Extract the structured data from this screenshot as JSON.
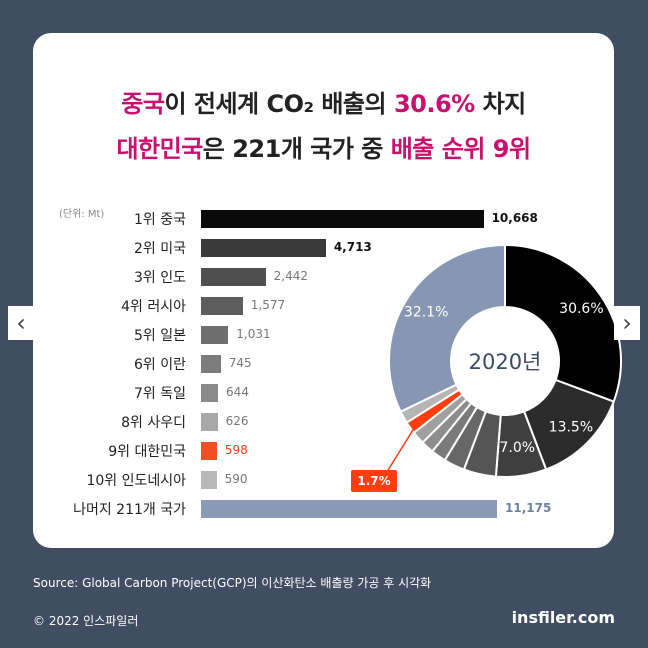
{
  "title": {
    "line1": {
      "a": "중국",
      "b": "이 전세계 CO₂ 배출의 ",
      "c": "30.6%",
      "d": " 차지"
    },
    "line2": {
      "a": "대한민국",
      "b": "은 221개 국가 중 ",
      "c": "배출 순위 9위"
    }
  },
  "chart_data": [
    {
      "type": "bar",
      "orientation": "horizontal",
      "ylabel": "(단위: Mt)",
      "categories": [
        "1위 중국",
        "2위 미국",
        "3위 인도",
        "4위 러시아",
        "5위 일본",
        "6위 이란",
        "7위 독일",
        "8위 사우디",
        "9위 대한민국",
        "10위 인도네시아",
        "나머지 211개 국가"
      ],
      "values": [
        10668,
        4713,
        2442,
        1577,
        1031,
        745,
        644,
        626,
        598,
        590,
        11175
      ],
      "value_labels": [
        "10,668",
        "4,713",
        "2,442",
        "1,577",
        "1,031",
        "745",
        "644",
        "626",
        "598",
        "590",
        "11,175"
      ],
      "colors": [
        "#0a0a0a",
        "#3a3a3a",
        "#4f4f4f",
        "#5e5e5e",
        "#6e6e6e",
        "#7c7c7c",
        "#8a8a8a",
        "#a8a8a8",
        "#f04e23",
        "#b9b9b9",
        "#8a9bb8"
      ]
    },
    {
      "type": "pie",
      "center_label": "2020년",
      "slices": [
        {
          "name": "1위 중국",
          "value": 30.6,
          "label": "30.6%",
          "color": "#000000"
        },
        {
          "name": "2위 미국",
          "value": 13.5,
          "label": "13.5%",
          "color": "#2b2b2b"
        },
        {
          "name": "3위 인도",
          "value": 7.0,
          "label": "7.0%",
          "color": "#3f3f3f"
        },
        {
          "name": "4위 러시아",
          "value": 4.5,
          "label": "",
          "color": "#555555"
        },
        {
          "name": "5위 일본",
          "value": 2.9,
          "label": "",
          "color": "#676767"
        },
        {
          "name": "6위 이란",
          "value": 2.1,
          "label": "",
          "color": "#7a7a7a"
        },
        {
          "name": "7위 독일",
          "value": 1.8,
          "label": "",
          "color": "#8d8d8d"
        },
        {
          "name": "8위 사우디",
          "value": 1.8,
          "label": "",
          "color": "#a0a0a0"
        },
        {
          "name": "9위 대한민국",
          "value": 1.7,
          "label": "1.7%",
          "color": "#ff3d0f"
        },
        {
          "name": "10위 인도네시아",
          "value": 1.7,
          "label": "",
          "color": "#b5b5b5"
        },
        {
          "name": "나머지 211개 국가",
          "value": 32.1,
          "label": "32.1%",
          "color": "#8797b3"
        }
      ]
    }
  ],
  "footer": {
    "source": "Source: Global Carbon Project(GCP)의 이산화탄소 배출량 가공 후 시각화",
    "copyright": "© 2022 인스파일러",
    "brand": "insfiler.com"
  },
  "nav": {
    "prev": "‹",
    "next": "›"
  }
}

---

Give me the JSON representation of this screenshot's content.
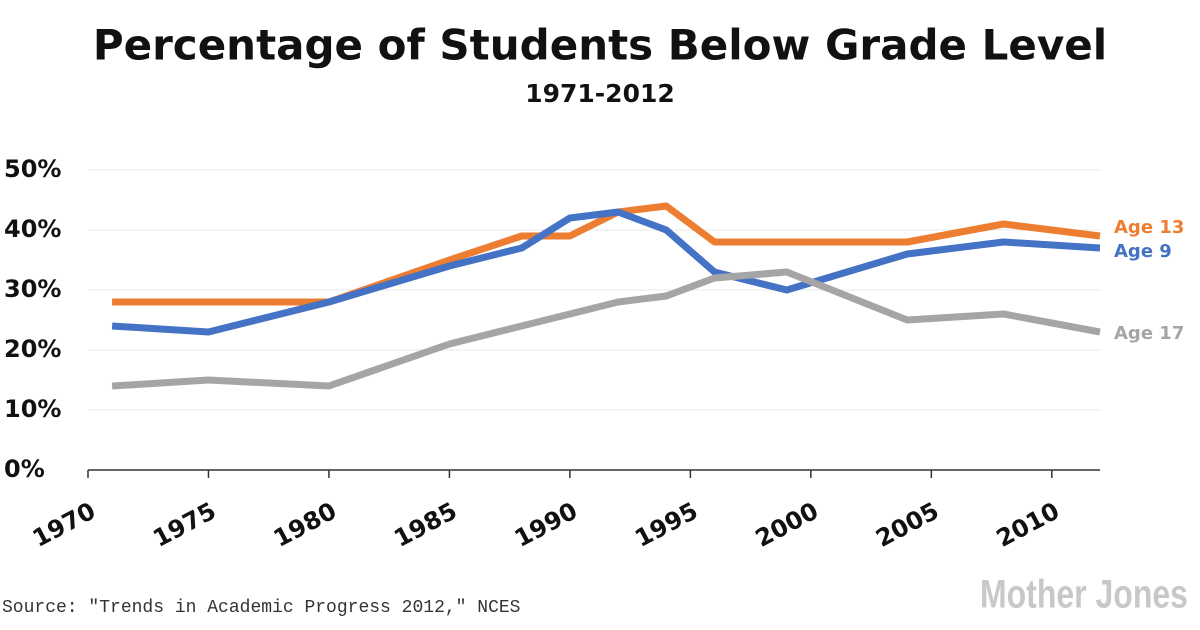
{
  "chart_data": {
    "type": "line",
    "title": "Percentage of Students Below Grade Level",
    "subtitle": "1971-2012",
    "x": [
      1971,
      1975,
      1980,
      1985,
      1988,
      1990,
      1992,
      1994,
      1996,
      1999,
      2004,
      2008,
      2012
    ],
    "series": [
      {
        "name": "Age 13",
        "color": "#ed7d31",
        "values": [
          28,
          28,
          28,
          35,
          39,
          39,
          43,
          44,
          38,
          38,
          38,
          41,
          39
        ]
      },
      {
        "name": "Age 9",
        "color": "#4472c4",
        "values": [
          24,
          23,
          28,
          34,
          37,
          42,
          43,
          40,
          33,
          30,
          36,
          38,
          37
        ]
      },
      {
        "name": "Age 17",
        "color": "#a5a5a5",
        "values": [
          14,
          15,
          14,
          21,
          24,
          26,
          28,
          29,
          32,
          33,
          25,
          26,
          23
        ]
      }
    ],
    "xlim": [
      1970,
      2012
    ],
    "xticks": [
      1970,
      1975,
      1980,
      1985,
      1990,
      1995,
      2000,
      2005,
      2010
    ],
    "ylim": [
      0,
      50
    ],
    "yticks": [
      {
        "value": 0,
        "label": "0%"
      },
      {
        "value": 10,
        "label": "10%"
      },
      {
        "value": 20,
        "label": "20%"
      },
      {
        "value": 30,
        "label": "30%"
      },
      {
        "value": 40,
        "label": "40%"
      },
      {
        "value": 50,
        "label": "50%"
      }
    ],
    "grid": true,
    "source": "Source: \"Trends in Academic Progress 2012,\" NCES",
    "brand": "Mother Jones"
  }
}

---

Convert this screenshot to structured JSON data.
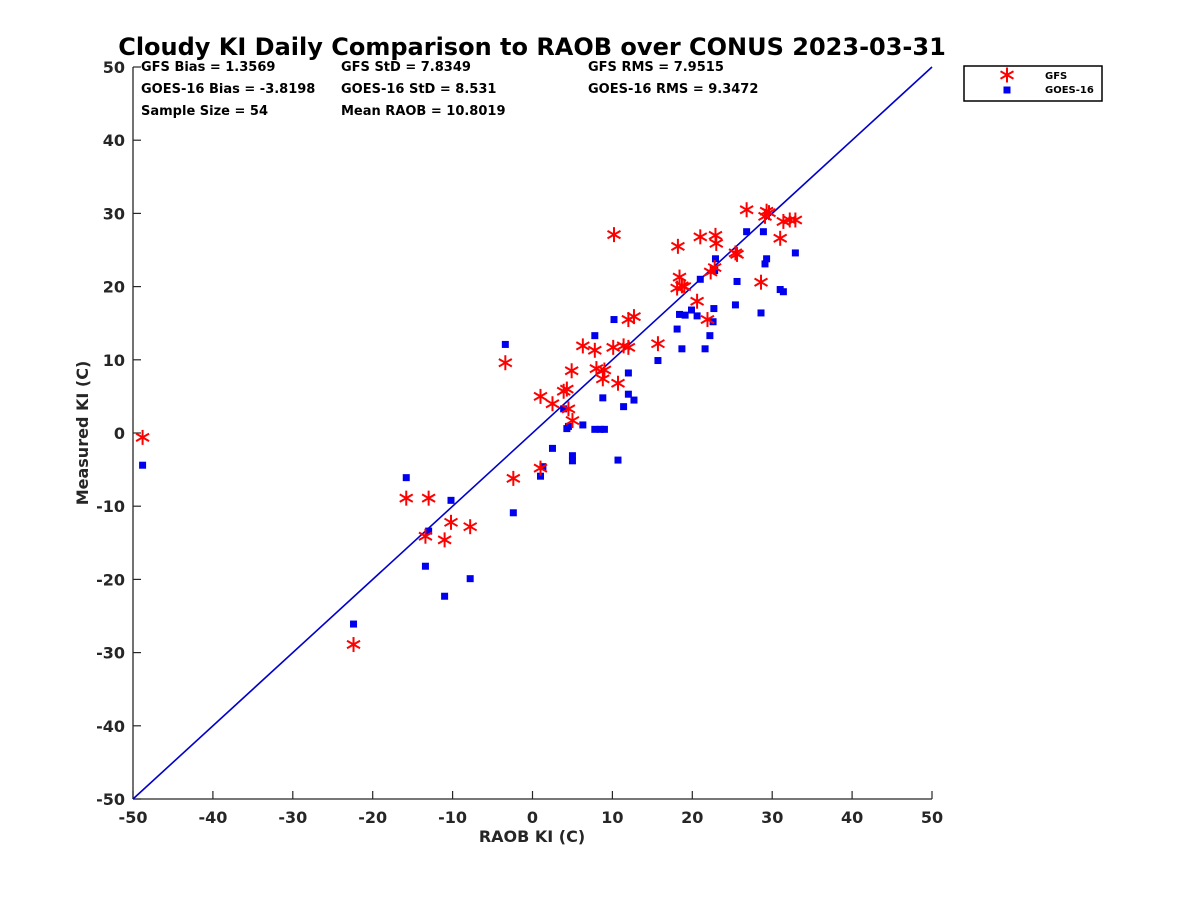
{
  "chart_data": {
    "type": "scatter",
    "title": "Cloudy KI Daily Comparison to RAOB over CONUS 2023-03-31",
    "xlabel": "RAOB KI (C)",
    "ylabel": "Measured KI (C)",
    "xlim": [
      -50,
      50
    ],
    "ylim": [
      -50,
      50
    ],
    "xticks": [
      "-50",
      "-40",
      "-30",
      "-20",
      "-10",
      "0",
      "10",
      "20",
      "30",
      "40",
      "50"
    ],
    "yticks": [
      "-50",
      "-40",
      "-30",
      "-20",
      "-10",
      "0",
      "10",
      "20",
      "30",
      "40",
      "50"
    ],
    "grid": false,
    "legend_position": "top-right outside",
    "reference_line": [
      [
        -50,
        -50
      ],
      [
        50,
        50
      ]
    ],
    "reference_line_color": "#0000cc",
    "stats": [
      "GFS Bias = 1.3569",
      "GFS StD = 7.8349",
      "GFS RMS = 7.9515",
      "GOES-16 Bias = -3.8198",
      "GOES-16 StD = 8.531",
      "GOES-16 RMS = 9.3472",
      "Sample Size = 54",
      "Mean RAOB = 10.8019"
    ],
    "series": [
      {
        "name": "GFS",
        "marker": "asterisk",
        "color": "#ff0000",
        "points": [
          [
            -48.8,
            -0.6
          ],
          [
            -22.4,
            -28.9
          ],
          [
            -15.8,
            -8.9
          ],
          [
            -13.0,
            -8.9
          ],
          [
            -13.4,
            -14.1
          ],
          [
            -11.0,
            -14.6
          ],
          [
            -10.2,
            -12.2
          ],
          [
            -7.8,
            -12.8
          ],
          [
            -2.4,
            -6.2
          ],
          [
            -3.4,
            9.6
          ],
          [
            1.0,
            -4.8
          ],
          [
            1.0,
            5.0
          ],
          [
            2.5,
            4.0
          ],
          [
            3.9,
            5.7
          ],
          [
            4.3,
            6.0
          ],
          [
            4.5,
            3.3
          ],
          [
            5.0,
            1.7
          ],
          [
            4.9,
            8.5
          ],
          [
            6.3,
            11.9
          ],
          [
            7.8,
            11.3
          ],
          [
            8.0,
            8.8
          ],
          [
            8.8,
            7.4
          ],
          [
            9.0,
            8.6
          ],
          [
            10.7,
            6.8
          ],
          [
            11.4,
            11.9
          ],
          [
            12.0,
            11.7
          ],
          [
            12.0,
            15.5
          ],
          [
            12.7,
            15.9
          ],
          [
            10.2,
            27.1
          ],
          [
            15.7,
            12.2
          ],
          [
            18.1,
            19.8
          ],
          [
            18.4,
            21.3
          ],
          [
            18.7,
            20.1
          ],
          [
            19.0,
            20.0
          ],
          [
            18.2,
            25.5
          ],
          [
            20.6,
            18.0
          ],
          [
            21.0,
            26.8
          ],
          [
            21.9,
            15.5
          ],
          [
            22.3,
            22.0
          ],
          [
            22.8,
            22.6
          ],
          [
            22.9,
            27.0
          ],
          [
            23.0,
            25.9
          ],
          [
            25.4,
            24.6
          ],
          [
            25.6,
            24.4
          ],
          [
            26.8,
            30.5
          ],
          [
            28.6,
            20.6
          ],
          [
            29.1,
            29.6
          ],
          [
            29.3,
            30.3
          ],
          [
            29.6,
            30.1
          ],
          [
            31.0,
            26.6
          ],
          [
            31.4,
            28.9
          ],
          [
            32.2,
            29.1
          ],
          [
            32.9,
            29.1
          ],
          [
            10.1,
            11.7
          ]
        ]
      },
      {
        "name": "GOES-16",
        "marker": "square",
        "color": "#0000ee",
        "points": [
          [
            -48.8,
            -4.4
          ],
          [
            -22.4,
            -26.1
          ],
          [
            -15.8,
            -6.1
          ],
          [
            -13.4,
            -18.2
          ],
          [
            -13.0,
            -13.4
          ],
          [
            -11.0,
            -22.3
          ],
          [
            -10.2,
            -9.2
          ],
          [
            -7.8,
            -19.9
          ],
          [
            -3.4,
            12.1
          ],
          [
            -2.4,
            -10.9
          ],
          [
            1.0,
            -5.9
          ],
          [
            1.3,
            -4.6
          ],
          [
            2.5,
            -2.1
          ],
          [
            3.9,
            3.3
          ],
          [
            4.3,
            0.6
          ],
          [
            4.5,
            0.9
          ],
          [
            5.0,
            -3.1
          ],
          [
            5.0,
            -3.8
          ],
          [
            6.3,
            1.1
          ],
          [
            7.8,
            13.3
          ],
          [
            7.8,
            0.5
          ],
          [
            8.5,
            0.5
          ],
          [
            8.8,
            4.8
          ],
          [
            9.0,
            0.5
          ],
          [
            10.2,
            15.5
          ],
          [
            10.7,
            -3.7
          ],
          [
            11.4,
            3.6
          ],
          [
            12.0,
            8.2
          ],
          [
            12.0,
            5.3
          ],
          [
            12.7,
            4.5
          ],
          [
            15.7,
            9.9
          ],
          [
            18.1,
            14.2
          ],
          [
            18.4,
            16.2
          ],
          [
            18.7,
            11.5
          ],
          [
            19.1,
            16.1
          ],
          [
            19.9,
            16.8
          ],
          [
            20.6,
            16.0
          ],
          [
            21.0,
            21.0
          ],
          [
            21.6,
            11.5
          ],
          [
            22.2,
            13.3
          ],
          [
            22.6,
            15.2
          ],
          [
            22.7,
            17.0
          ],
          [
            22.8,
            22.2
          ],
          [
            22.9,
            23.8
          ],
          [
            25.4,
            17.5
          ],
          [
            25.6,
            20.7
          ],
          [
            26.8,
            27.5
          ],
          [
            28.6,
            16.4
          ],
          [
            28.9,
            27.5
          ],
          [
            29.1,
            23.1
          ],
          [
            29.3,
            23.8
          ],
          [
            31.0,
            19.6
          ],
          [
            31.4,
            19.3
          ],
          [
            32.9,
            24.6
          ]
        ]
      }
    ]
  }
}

---

JOB |
Copy each line of the entries that includes the word "Source".

WORKED ANSWER |
    "source": "Source: Global Carbon Project(GCP)의 이산화탄소 배출량 가공 후 시각화",
    "source": "Source: \"Trends in Academic Progress 2012,\" NCES",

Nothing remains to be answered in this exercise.